[Rows from a dataset]
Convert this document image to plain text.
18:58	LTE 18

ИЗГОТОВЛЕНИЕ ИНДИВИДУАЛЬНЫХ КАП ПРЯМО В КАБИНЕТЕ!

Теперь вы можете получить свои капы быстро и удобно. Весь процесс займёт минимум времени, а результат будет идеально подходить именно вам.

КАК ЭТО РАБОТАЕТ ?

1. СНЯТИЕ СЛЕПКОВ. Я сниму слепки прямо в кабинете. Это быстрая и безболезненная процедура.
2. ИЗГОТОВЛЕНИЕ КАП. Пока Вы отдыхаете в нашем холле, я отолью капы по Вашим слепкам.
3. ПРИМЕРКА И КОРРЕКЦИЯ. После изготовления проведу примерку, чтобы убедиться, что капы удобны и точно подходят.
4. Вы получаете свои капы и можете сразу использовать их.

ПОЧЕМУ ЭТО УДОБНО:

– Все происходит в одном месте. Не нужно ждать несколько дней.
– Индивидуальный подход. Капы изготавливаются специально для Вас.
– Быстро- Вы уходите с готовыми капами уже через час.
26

* [TASK TO CARRY OUT]
Reproduce the material above, every line of it, exactly.

* [EXPECTED ANSWER]
Convert this document image to plain text.
18:58	LTE 18

ИЗГОТОВЛЕНИЕ ИНДИВИДУАЛЬНЫХ КАП ПРЯМО В КАБИНЕТЕ!

Теперь вы можете получить свои капы быстро и удобно. Весь процесс займёт минимум времени, а результат будет идеально подходить именно вам.

КАК ЭТО РАБОТАЕТ ?

1. СНЯТИЕ СЛЕПКОВ. Я сниму слепки прямо в кабинете. Это быстрая и безболезненная процедура.
2. ИЗГОТОВЛЕНИЕ КАП. Пока Вы отдыхаете в нашем холле, я отолью капы по Вашим слепкам.
3. ПРИМЕРКА И КОРРЕКЦИЯ. После изготовления проведу примерку, чтобы убедиться, что капы удобны и точно подходят.
4. Вы получаете свои капы и можете сразу использовать их.

ПОЧЕМУ ЭТО УДОБНО:

– Все происходит в одном месте. Не нужно ждать несколько дней.
– Индивидуальный подход. Капы изготавливаются специально для Вас.
– Быстро- Вы уходите с готовыми капами уже через час.
26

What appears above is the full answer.